**WRITTEN REQUEST:**
Treat the line containing "Output the text content of this document." as the first line and the final line of the material below as the last; reproduce that range exactly.

-- start DATASET EXTRACT --

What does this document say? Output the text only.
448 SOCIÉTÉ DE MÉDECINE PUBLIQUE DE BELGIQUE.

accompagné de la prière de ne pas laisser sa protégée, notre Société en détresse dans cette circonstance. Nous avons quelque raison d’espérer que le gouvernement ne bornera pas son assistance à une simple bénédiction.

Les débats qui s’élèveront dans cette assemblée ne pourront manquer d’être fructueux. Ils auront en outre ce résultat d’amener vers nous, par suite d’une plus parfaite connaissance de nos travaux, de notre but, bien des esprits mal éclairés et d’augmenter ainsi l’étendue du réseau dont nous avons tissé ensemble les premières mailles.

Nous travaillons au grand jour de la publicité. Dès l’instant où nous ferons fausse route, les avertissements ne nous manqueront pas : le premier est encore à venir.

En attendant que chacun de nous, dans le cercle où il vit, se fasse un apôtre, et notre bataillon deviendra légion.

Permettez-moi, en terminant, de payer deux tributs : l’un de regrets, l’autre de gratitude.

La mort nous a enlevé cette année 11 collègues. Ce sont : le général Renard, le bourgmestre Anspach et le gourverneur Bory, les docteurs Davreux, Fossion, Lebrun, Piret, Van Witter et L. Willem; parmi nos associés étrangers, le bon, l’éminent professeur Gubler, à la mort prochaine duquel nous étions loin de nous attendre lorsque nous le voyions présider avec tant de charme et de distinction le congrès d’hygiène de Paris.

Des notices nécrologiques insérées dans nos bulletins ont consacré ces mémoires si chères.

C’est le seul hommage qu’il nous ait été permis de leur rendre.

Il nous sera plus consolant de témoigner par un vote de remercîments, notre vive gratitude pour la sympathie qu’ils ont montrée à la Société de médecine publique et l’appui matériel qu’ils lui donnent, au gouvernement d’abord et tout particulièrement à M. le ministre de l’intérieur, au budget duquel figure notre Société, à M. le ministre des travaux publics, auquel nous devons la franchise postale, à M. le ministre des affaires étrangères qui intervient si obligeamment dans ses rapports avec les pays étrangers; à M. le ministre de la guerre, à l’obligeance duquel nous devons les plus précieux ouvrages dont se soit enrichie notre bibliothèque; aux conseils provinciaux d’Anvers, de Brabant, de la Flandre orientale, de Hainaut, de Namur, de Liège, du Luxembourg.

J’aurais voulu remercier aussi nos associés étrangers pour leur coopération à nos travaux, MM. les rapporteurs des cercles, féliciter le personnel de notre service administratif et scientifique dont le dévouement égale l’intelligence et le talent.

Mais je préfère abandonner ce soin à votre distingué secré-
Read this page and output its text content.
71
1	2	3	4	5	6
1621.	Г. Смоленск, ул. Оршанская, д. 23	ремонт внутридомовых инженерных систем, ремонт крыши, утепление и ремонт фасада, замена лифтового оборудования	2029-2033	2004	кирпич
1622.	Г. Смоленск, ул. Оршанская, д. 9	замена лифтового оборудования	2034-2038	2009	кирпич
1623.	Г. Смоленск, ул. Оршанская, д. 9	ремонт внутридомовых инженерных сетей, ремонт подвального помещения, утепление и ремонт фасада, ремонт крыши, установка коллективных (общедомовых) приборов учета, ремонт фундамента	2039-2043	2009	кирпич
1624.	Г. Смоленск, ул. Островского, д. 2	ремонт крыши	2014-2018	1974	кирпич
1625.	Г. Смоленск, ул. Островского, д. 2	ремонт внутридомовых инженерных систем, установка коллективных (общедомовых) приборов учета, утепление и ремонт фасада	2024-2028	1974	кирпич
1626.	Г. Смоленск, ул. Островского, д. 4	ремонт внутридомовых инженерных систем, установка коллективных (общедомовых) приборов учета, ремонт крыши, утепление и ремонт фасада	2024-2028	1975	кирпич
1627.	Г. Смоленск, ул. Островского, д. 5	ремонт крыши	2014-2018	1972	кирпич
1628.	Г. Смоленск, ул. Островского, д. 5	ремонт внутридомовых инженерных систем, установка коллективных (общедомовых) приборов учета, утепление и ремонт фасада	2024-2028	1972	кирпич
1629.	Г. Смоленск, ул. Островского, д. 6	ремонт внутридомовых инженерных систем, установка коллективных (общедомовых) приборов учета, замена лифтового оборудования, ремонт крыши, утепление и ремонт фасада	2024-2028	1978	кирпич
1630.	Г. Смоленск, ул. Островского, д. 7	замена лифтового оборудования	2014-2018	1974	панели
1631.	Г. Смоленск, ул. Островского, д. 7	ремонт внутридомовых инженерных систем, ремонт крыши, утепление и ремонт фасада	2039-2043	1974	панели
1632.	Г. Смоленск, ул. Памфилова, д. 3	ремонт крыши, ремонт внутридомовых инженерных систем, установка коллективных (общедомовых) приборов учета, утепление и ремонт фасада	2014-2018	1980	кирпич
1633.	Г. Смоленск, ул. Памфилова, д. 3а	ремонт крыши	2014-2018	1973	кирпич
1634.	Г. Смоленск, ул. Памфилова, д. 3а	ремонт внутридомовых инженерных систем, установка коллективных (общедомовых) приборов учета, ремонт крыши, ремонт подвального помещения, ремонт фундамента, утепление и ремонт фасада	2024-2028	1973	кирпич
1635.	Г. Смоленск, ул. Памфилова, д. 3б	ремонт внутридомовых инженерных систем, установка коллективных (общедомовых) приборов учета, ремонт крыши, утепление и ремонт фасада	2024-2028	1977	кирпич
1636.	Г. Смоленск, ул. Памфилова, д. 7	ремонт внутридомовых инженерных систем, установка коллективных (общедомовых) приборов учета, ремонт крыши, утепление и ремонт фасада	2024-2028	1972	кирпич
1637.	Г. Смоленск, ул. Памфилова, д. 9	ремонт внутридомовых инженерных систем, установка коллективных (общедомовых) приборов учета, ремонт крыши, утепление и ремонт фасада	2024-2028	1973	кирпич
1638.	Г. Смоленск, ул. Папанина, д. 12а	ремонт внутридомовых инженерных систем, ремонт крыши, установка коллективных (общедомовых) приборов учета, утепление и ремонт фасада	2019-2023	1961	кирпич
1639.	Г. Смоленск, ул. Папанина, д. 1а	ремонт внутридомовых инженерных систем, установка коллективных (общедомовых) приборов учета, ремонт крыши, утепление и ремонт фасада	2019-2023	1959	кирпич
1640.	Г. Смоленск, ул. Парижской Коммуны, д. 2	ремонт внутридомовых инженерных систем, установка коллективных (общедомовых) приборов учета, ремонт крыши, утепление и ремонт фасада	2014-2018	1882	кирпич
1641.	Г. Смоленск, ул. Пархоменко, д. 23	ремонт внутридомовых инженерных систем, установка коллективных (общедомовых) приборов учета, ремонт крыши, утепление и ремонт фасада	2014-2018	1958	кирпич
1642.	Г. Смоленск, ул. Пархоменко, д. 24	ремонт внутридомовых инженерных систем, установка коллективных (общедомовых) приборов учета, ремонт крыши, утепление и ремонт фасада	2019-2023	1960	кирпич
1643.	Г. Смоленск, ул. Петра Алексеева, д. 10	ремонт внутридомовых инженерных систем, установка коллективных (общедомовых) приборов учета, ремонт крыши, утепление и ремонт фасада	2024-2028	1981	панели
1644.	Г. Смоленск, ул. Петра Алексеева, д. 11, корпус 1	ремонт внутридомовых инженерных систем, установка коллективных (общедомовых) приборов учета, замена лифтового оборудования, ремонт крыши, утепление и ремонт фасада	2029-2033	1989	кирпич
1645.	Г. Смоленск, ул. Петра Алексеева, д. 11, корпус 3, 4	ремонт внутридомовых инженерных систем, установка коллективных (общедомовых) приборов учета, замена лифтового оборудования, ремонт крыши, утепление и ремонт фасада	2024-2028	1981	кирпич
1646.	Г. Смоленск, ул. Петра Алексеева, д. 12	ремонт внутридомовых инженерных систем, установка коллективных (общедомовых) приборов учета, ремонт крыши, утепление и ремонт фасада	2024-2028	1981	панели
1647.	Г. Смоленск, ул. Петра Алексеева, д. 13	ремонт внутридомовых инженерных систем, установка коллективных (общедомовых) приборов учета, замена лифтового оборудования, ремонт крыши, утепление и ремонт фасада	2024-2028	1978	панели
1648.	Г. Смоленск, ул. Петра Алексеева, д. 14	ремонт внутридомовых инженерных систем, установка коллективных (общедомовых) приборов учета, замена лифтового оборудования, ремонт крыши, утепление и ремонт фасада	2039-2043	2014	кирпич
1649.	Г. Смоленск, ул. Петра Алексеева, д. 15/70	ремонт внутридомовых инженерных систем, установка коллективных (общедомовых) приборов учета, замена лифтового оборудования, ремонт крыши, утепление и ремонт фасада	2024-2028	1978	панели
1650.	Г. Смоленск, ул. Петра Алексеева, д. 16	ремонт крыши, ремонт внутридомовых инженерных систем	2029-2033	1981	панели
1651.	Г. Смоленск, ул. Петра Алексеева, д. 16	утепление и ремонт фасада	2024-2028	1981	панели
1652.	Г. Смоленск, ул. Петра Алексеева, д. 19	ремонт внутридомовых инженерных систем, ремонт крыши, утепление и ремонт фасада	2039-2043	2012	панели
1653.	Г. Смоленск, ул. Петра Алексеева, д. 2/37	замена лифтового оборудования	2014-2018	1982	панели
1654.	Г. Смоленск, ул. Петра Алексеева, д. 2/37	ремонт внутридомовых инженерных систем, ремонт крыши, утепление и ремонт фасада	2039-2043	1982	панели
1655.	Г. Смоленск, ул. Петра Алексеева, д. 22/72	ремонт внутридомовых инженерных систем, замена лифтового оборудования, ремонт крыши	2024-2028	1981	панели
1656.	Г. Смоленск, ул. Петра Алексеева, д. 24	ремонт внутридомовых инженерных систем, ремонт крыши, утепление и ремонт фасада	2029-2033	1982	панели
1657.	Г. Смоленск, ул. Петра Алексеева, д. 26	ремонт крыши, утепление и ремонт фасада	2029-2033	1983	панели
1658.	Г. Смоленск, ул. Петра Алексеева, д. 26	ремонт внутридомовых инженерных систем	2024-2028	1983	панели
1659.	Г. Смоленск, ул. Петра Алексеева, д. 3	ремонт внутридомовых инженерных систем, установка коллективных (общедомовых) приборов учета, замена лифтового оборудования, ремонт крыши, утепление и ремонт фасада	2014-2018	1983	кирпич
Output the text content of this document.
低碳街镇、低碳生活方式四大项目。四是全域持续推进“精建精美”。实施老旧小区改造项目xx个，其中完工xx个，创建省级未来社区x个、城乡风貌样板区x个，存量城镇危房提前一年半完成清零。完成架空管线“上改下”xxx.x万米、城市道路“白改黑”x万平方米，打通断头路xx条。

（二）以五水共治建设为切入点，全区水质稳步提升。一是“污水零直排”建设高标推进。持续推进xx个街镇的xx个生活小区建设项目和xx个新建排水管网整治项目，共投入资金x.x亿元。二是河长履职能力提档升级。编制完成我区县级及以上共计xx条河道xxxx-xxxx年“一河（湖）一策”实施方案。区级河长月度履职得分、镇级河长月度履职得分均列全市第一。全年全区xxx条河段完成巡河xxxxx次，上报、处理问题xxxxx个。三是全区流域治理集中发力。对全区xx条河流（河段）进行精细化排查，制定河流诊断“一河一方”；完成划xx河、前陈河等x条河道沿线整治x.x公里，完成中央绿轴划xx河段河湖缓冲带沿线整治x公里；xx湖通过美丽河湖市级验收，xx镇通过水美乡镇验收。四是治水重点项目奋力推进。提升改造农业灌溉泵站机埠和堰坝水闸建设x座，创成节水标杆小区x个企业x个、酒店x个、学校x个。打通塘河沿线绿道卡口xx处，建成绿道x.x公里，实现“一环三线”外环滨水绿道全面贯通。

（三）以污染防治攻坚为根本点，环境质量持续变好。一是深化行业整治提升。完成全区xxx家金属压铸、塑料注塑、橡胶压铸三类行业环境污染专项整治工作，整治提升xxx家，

-- end DATASET EXTRACT --

**OUTPUT BELOW:**
Output the text content of this document.
低碳街镇、低碳生活方式四大项目。四是全域持续推进“精建精美”。实施老旧小区改造项目xx个，其中完工xx个，创建省级未来社区x个、城乡风貌样板区x个，存量城镇危房提前一年半完成清零。完成架空管线“上改下”xxx.x万米、城市道路“白改黑”x万平方米，打通断头路xx条。

（二）以五水共治建设为切入点，全区水质稳步提升。一是“污水零直排”建设高标推进。持续推进xx个街镇的xx个生活小区建设项目和xx个新建排水管网整治项目，共投入资金x.x亿元。二是河长履职能力提档升级。编制完成我区县级及以上共计xx条河道xxxx-xxxx年“一河（湖）一策”实施方案。区级河长月度履职得分、镇级河长月度履职得分均列全市第一。全年全区xxx条河段完成巡河xxxxx次，上报、处理问题xxxxx个。三是全区流域治理集中发力。对全区xx条河流（河段）进行精细化排查，制定河流诊断“一河一方”；完成划xx河、前陈河等x条河道沿线整治x.x公里，完成中央绿轴划xx河段河湖缓冲带沿线整治x公里；xx湖通过美丽河湖市级验收，xx镇通过水美乡镇验收。四是治水重点项目奋力推进。提升改造农业灌溉泵站机埠和堰坝水闸建设x座，创成节水标杆小区x个企业x个、酒店x个、学校x个。打通塘河沿线绿道卡口xx处，建成绿道x.x公里，实现“一环三线”外环滨水绿道全面贯通。

（三）以污染防治攻坚为根本点，环境质量持续变好。一是深化行业整治提升。完成全区xxx家金属压铸、塑料注塑、橡胶压铸三类行业环境污染专项整治工作，整治提升xxx家，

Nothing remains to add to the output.